** TASK GOAL **
Show each line of the data below that has the string "Maintenance" in it.

** Stored data **
<<<<

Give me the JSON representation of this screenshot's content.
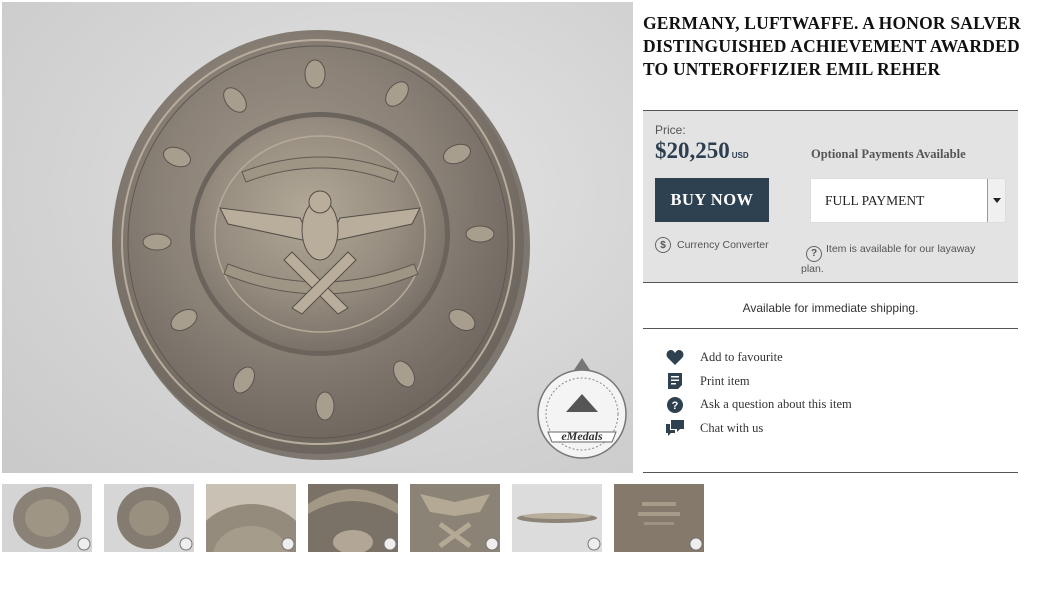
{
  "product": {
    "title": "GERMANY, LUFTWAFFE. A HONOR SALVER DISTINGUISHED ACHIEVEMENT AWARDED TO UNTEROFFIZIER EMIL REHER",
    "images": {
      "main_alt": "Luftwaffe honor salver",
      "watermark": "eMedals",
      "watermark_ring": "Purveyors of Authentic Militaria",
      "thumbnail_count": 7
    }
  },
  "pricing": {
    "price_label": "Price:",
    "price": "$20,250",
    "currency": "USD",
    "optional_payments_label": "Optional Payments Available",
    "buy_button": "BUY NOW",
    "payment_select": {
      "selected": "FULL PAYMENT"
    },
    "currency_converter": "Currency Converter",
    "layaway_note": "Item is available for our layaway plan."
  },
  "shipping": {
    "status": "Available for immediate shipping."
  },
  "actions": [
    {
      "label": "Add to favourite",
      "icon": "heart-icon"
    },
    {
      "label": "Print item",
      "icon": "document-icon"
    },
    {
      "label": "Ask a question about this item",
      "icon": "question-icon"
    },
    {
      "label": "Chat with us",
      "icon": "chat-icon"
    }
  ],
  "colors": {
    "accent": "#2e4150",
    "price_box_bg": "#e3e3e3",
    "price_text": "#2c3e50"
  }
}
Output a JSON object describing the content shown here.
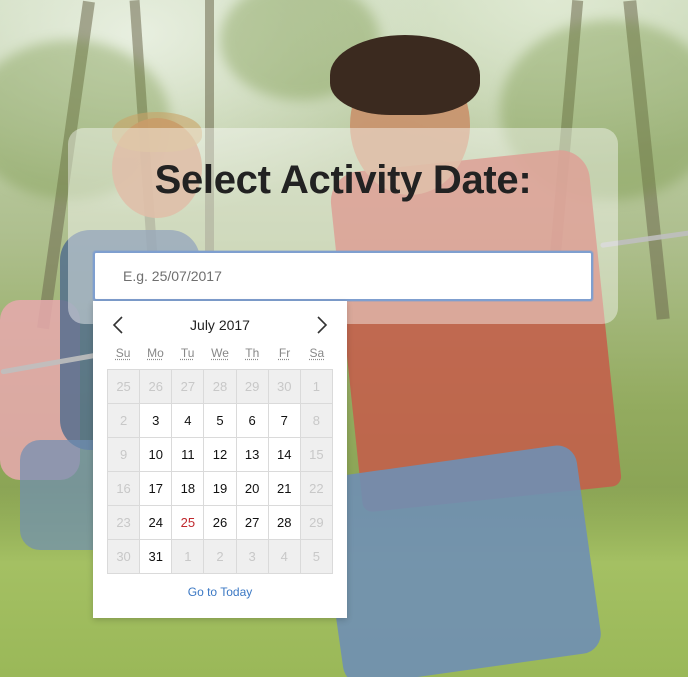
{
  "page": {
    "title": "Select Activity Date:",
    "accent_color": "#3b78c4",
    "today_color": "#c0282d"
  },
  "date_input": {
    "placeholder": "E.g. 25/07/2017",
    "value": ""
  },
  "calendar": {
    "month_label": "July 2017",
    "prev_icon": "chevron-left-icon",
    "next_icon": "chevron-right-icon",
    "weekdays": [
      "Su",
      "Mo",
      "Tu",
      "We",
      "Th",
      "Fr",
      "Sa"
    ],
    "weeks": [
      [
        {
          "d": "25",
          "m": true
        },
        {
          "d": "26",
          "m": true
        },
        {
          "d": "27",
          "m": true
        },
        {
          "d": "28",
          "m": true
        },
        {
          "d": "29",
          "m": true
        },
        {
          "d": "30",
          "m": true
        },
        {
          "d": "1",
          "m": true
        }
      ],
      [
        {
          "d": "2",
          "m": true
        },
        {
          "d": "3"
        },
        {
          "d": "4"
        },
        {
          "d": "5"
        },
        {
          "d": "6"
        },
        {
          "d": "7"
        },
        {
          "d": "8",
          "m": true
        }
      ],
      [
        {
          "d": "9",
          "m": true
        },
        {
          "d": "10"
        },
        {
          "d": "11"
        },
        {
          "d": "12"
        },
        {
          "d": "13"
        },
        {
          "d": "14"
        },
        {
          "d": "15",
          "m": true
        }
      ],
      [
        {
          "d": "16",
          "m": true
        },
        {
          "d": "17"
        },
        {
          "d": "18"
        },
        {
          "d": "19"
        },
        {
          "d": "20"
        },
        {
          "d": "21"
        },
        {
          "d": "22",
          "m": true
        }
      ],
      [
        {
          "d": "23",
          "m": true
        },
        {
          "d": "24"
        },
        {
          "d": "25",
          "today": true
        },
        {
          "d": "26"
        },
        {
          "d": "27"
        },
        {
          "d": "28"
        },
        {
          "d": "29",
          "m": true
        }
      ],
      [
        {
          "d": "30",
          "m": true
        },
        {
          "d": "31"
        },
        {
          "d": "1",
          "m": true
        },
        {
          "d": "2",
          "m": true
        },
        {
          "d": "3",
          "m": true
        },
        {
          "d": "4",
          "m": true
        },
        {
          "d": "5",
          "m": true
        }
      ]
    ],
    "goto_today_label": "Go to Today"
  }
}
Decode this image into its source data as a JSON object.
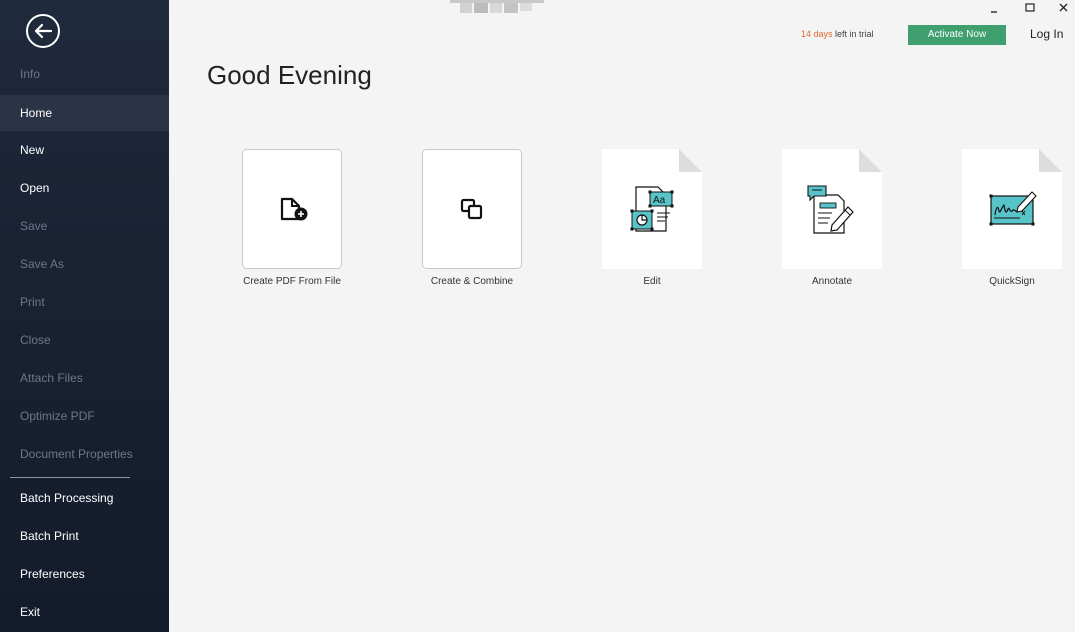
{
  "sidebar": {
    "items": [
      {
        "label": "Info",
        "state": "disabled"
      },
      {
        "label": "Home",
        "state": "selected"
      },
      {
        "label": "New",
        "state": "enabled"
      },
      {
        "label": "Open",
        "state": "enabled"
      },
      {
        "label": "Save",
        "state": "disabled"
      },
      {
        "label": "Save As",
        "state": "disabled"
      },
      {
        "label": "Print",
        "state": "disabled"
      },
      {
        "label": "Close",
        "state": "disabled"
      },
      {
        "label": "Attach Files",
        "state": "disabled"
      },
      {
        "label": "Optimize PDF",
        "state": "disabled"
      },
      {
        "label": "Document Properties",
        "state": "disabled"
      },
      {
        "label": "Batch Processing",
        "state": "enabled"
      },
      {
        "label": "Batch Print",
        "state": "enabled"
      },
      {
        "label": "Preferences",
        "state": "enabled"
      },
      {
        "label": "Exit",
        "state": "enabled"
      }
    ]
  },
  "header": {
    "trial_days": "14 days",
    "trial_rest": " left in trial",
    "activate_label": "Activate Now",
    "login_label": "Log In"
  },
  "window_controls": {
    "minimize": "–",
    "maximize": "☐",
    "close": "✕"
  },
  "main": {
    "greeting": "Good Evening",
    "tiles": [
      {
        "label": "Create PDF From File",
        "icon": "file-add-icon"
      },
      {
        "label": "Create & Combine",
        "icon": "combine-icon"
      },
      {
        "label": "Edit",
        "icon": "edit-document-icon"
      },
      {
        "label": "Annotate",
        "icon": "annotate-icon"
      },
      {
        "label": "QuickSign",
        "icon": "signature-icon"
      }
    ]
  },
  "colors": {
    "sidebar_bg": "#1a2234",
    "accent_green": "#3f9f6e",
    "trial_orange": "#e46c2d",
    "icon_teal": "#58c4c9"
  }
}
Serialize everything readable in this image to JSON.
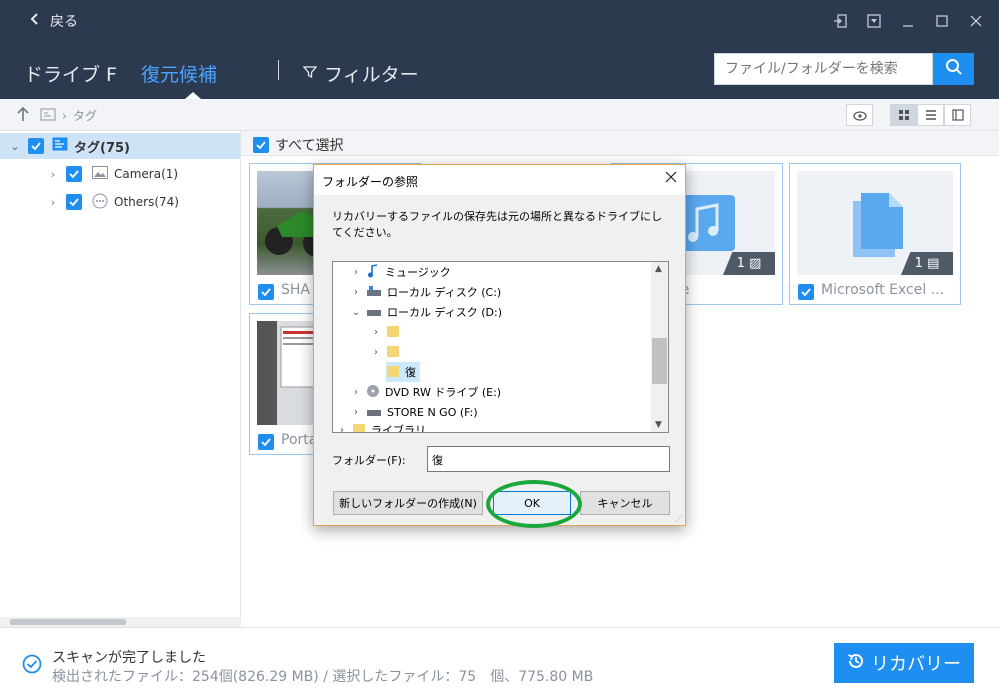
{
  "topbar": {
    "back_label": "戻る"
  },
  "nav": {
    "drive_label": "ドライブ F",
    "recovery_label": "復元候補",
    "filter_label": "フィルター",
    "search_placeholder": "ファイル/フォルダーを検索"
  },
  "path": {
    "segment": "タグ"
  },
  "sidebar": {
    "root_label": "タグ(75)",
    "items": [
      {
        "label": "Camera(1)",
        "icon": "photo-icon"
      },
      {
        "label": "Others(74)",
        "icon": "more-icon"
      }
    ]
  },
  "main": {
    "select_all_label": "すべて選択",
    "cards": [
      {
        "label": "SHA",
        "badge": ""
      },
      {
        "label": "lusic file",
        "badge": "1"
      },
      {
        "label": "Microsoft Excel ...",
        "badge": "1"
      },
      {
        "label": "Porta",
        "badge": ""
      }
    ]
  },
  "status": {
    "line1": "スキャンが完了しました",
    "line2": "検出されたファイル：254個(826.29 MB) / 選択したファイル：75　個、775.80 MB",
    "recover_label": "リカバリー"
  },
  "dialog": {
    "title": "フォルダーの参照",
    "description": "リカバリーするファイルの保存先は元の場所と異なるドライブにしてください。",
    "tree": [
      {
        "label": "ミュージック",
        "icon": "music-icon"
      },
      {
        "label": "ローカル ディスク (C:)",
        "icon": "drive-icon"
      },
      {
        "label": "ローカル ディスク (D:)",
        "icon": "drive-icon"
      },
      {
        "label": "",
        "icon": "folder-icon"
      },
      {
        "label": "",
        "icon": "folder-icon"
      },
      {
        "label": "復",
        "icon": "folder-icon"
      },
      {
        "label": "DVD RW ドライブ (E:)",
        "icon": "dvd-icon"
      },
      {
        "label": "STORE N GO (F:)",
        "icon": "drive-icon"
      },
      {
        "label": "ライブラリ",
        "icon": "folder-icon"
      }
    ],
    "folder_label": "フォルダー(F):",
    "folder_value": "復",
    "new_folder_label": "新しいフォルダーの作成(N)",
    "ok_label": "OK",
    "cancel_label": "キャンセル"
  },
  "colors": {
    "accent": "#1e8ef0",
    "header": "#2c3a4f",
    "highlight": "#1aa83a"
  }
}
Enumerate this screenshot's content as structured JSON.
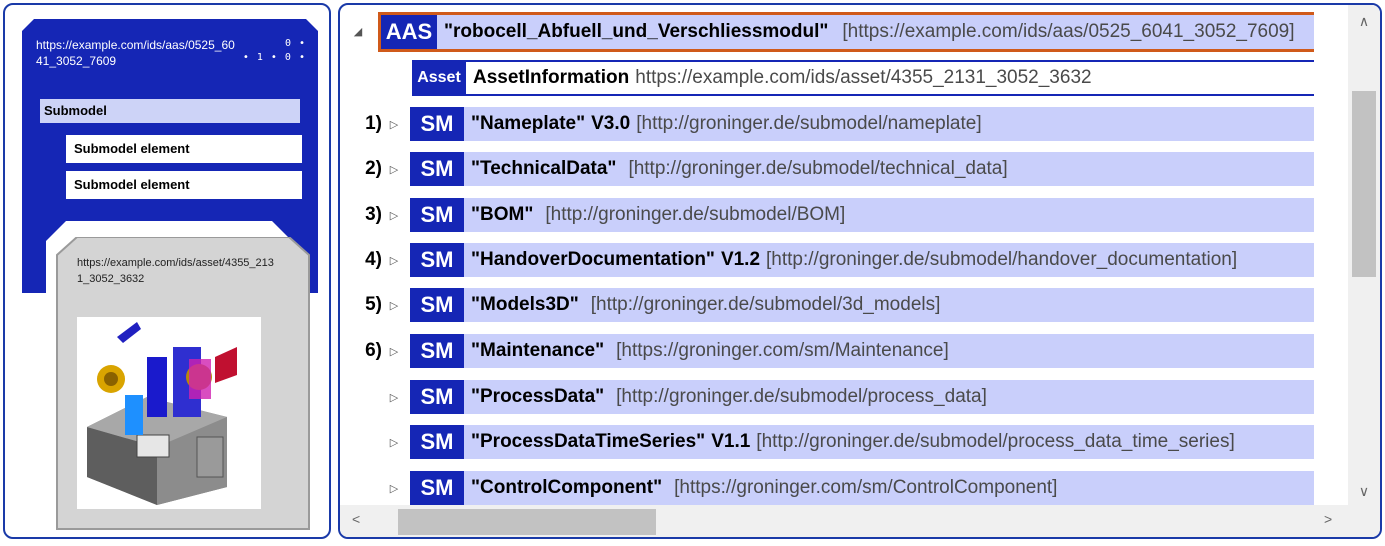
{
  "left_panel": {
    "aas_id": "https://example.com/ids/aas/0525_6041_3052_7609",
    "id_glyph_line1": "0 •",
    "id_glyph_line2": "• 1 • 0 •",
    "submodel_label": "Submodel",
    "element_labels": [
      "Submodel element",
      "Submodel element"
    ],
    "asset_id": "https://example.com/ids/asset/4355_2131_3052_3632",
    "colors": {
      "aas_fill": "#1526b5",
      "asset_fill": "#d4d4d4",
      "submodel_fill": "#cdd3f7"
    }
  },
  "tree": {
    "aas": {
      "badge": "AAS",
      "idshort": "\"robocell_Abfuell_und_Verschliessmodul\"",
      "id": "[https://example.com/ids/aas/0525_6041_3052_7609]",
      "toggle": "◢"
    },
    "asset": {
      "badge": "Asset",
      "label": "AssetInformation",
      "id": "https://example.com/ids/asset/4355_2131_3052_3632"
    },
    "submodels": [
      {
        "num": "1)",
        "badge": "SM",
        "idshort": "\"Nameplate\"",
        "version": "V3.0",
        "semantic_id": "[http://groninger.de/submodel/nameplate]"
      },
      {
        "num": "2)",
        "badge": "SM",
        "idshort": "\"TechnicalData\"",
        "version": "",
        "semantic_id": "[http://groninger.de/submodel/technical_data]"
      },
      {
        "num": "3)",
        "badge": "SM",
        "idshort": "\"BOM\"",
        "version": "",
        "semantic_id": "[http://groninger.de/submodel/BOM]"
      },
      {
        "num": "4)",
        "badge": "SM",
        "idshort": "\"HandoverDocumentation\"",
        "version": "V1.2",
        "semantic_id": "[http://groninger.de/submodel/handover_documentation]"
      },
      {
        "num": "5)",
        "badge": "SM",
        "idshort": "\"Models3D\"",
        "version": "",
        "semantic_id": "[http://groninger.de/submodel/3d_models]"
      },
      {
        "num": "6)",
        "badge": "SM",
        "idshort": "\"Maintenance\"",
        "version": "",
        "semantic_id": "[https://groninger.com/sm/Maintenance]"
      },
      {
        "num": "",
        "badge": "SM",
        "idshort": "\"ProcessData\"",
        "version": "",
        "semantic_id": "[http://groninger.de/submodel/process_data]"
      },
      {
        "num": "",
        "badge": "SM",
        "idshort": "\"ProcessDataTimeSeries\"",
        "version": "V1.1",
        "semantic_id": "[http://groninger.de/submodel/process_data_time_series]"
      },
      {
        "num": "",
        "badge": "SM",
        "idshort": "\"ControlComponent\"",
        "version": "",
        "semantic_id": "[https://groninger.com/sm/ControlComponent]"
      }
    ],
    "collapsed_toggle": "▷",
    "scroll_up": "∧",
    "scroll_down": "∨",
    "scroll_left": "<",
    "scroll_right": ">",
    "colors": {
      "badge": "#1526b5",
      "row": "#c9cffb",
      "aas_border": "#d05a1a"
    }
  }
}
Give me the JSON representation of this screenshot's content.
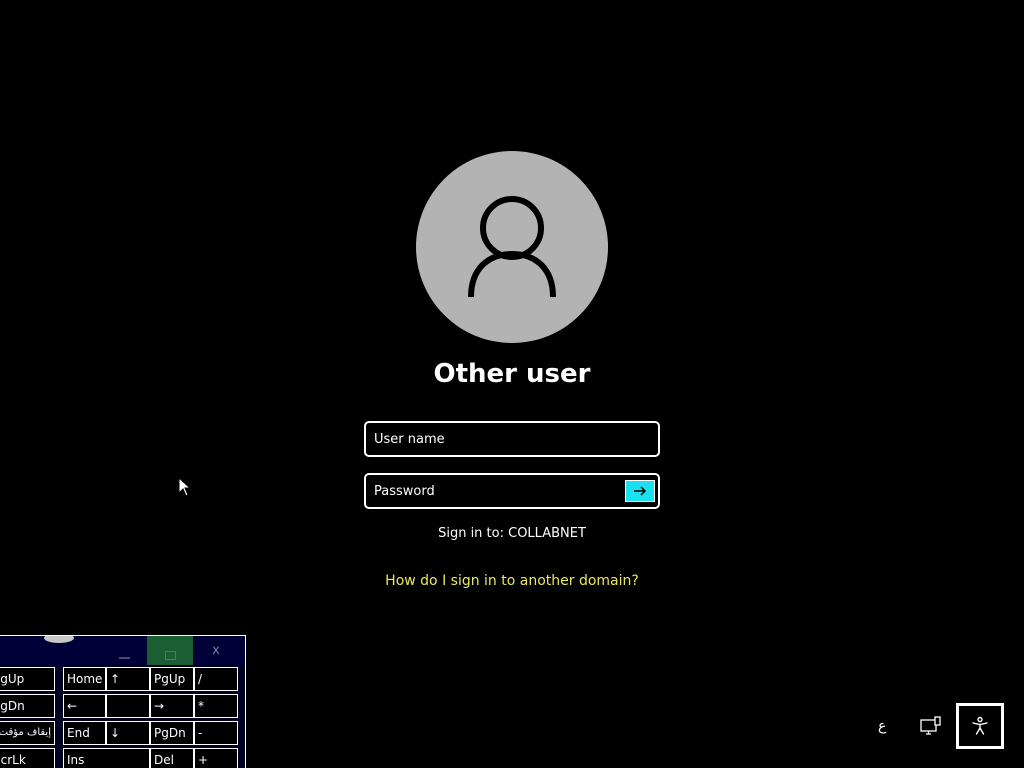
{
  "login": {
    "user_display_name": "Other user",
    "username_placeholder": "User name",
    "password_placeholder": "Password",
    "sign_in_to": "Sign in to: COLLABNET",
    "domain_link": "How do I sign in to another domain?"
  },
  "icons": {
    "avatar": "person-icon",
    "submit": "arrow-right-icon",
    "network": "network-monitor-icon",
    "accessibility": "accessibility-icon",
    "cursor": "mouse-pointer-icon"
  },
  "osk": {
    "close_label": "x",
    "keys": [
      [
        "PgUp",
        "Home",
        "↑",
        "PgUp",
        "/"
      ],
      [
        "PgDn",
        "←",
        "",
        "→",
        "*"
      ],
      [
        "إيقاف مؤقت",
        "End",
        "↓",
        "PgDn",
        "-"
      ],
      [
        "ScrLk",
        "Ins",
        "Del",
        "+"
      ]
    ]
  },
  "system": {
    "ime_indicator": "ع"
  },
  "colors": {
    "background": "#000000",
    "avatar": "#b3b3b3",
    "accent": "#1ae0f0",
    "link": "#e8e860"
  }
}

>>>>

** CORRECT OUTPUT **
        "idshort": "\"Maintenance\"",
        "semantic_id": "[https://groninger.com/sm/Maintenance]"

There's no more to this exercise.